TASK DATA:
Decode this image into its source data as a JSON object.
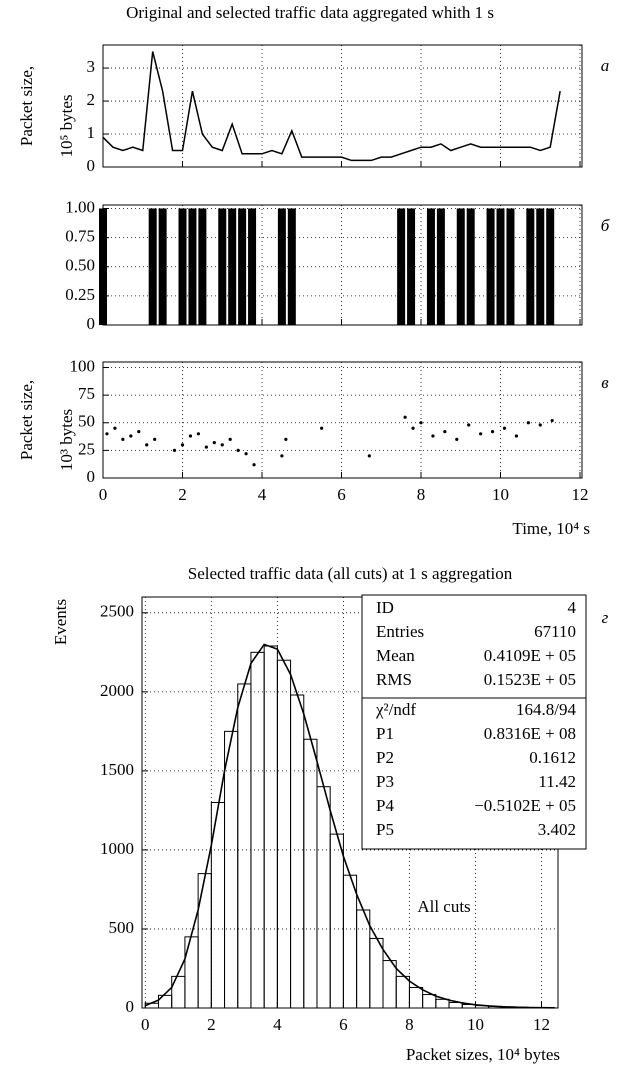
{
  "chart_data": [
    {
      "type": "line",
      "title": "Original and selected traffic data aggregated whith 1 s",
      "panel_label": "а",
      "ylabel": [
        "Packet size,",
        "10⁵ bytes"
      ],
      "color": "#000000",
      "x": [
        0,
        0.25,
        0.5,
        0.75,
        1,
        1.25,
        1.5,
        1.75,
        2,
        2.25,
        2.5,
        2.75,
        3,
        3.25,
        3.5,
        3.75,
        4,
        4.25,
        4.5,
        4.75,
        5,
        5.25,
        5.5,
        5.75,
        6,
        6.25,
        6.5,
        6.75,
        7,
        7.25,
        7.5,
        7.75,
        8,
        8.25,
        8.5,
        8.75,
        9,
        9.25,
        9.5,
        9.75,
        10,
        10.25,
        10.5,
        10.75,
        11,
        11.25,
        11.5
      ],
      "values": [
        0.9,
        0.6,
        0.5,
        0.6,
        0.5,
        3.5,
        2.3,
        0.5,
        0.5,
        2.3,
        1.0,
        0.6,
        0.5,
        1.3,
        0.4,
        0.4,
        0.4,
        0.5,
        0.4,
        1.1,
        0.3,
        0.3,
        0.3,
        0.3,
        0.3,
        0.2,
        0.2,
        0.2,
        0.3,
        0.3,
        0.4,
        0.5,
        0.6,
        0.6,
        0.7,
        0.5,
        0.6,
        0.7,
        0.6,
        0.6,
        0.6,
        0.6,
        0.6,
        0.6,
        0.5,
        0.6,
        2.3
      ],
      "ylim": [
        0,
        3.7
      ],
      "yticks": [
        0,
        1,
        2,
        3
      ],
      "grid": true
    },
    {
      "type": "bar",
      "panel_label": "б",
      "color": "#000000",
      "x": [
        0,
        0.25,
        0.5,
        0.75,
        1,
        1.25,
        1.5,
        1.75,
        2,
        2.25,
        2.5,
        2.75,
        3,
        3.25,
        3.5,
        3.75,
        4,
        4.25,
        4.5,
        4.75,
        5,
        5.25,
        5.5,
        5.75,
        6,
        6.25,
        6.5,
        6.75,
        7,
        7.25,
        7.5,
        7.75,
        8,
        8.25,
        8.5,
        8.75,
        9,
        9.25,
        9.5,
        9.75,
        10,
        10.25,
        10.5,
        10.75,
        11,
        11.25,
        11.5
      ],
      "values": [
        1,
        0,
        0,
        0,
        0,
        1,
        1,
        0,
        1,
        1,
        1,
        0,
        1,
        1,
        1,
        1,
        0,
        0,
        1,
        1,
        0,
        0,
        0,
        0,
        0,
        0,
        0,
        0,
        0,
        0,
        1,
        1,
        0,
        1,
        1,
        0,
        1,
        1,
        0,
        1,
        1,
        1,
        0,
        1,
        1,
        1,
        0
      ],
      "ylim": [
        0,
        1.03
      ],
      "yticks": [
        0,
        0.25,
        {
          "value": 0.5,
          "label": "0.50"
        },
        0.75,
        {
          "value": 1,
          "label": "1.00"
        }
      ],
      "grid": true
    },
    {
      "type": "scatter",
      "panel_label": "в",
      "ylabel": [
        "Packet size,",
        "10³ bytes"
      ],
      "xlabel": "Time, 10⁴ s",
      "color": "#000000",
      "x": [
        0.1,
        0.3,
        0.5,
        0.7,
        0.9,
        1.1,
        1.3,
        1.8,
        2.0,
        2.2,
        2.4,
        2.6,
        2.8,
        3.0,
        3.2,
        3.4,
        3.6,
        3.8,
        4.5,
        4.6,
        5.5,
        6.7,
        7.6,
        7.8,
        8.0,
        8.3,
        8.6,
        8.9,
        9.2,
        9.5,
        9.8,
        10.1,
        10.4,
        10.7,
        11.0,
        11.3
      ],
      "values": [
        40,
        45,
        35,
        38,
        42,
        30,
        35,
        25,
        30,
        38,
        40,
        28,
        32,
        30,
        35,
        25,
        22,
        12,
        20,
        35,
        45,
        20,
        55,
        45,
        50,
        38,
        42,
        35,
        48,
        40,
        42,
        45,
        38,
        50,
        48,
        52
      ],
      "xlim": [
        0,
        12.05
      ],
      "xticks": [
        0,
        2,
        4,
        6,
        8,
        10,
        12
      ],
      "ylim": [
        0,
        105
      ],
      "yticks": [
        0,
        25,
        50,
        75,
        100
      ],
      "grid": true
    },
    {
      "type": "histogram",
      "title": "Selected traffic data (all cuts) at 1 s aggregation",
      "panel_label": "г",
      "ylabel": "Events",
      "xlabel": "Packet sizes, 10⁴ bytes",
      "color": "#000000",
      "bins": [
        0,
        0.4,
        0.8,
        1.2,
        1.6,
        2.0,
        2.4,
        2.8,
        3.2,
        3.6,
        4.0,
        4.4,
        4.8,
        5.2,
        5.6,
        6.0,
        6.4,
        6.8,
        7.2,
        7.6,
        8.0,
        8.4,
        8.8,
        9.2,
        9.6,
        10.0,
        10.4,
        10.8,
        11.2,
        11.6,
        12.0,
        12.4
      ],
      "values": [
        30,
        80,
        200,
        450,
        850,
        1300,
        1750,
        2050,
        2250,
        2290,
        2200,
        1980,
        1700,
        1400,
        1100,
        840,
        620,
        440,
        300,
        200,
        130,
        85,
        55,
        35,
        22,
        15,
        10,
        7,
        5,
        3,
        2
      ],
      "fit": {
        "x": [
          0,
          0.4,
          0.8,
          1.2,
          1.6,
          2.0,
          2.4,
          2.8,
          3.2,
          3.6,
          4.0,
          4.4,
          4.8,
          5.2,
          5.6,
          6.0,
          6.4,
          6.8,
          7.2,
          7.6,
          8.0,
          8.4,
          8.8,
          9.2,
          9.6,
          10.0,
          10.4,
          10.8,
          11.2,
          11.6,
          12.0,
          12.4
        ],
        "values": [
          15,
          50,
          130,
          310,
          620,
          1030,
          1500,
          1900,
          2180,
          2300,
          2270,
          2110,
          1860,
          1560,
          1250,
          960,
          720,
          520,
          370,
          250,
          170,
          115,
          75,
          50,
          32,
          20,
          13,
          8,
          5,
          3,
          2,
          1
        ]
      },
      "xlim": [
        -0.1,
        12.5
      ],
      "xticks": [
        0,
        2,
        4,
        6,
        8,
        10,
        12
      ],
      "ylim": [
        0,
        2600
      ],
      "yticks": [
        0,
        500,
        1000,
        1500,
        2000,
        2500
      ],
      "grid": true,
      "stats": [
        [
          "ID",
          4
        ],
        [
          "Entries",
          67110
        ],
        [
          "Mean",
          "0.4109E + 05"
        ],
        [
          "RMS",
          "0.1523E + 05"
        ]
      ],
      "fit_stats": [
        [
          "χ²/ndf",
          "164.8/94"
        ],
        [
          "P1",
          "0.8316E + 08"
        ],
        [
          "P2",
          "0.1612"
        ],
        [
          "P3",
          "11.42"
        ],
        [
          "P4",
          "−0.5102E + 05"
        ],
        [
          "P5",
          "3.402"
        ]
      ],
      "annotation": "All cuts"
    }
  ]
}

STATED EXERCISE: Look through the entries above and report the number of lines that contain "type". Write only the number.

EXPECTED ANSWER: 4